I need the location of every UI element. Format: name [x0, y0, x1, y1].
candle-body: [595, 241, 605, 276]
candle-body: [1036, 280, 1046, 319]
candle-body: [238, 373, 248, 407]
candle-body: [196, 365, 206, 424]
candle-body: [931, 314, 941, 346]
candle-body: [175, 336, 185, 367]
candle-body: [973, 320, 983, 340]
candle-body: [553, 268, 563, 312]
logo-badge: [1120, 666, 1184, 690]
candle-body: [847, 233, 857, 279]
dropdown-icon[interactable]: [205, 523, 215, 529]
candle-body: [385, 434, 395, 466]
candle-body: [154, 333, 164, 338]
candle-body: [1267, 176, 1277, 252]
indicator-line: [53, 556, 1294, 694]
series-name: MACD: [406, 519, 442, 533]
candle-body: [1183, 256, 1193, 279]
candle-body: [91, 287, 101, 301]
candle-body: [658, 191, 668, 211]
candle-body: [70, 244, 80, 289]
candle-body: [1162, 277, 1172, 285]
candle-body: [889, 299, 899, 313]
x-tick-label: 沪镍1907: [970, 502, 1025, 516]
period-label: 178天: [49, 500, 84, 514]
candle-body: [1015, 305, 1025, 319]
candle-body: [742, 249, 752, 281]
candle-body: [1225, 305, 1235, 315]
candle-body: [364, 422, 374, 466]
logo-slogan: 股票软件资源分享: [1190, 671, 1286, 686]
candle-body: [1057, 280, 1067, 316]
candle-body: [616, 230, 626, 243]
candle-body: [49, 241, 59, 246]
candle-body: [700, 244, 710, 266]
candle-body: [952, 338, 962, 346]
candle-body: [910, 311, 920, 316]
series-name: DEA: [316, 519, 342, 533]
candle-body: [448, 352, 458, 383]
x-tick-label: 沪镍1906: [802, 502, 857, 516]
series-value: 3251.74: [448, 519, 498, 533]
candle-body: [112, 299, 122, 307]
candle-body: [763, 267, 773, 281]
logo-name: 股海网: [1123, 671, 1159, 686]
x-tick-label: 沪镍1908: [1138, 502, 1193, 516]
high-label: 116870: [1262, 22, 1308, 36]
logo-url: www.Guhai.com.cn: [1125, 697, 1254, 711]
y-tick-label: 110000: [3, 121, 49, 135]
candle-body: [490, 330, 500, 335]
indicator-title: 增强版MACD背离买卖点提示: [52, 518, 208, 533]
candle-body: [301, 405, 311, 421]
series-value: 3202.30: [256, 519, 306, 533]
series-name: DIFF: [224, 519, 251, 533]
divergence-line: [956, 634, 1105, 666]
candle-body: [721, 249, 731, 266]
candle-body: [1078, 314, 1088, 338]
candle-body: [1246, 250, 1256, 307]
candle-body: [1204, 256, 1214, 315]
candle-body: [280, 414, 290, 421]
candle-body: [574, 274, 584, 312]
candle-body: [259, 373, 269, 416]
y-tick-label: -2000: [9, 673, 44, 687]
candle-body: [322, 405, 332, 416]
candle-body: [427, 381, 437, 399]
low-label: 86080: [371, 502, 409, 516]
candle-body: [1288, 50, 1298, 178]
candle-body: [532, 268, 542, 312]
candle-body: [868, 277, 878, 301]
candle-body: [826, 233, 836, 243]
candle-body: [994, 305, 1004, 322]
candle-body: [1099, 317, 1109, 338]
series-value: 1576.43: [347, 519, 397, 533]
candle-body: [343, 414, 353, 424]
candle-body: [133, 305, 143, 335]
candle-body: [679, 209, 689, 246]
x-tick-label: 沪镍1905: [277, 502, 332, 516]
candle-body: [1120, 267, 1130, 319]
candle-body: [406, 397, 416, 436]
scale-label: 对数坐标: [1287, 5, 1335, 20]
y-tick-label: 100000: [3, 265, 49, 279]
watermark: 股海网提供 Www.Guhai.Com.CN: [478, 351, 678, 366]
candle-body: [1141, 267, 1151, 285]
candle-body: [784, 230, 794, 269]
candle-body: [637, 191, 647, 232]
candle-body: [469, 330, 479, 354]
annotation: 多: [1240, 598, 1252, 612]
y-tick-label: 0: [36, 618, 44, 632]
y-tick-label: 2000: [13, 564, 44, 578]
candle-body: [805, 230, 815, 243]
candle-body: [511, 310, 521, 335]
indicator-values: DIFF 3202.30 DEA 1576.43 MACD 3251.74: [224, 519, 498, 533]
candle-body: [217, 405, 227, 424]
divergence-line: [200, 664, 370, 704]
■ ■ ■
§ Set exercise: Copy out all of the lines above without changing anything in them.

§ Result:
I need the location of every UI element. Format: name [x0, y0, x1, y1].
candle-body: [595, 241, 605, 276]
candle-body: [1036, 280, 1046, 319]
candle-body: [238, 373, 248, 407]
candle-body: [196, 365, 206, 424]
candle-body: [931, 314, 941, 346]
candle-body: [175, 336, 185, 367]
candle-body: [973, 320, 983, 340]
candle-body: [553, 268, 563, 312]
logo-badge: [1120, 666, 1184, 690]
candle-body: [847, 233, 857, 279]
dropdown-icon[interactable]: [205, 523, 215, 529]
candle-body: [385, 434, 395, 466]
candle-body: [154, 333, 164, 338]
candle-body: [1267, 176, 1277, 252]
indicator-line: [53, 556, 1294, 694]
series-name: MACD: [406, 519, 442, 533]
candle-body: [1183, 256, 1193, 279]
candle-body: [91, 287, 101, 301]
candle-body: [658, 191, 668, 211]
candle-body: [70, 244, 80, 289]
candle-body: [1162, 277, 1172, 285]
candle-body: [889, 299, 899, 313]
x-tick-label: 沪镍1907: [970, 502, 1025, 516]
period-label: 178天: [49, 500, 84, 514]
candle-body: [1015, 305, 1025, 319]
candle-body: [742, 249, 752, 281]
candle-body: [1225, 305, 1235, 315]
candle-body: [364, 422, 374, 466]
logo-slogan: 股票软件资源分享: [1190, 671, 1286, 686]
candle-body: [1057, 280, 1067, 316]
candle-body: [616, 230, 626, 243]
candle-body: [49, 241, 59, 246]
candle-body: [700, 244, 710, 266]
candle-body: [952, 338, 962, 346]
candle-body: [910, 311, 920, 316]
series-name: DEA: [316, 519, 342, 533]
candle-body: [448, 352, 458, 383]
x-tick-label: 沪镍1906: [802, 502, 857, 516]
series-value: 3251.74: [448, 519, 498, 533]
candle-body: [112, 299, 122, 307]
candle-body: [763, 267, 773, 281]
logo-name: 股海网: [1123, 671, 1159, 686]
x-tick-label: 沪镍1908: [1138, 502, 1193, 516]
high-label: 116870: [1262, 22, 1308, 36]
logo-url: www.Guhai.com.cn: [1125, 697, 1254, 711]
y-tick-label: 110000: [3, 121, 49, 135]
candle-body: [490, 330, 500, 335]
indicator-title: 增强版MACD背离买卖点提示: [52, 518, 208, 533]
candle-body: [301, 405, 311, 421]
series-value: 3202.30: [256, 519, 306, 533]
series-name: DIFF: [224, 519, 251, 533]
divergence-line: [956, 634, 1105, 666]
candle-body: [721, 249, 731, 266]
candle-body: [1078, 314, 1088, 338]
candle-body: [1246, 250, 1256, 307]
candle-body: [1204, 256, 1214, 315]
candle-body: [280, 414, 290, 421]
candle-body: [574, 274, 584, 312]
candle-body: [259, 373, 269, 416]
y-tick-label: -2000: [9, 673, 44, 687]
candle-body: [322, 405, 332, 416]
candle-body: [427, 381, 437, 399]
low-label: 86080: [371, 502, 409, 516]
candle-body: [1288, 50, 1298, 178]
candle-body: [532, 268, 542, 312]
candle-body: [868, 277, 878, 301]
candle-body: [826, 233, 836, 243]
candle-body: [994, 305, 1004, 322]
candle-body: [1099, 317, 1109, 338]
series-value: 1576.43: [347, 519, 397, 533]
candle-body: [343, 414, 353, 424]
candle-body: [133, 305, 143, 335]
candle-body: [679, 209, 689, 246]
x-tick-label: 沪镍1905: [277, 502, 332, 516]
candle-body: [1120, 267, 1130, 319]
candle-body: [406, 397, 416, 436]
scale-label: 对数坐标: [1287, 5, 1335, 20]
y-tick-label: 100000: [3, 265, 49, 279]
watermark: 股海网提供 Www.Guhai.Com.CN: [478, 351, 678, 366]
candle-body: [1141, 267, 1151, 285]
candle-body: [784, 230, 794, 269]
candle-body: [637, 191, 647, 232]
candle-body: [469, 330, 479, 354]
annotation: 多: [1240, 598, 1252, 612]
y-tick-label: 0: [36, 618, 44, 632]
y-tick-label: 2000: [13, 564, 44, 578]
candle-body: [805, 230, 815, 243]
candle-body: [511, 310, 521, 335]
indicator-values: DIFF 3202.30 DEA 1576.43 MACD 3251.74: [224, 519, 498, 533]
candle-body: [217, 405, 227, 424]
divergence-line: [200, 664, 370, 704]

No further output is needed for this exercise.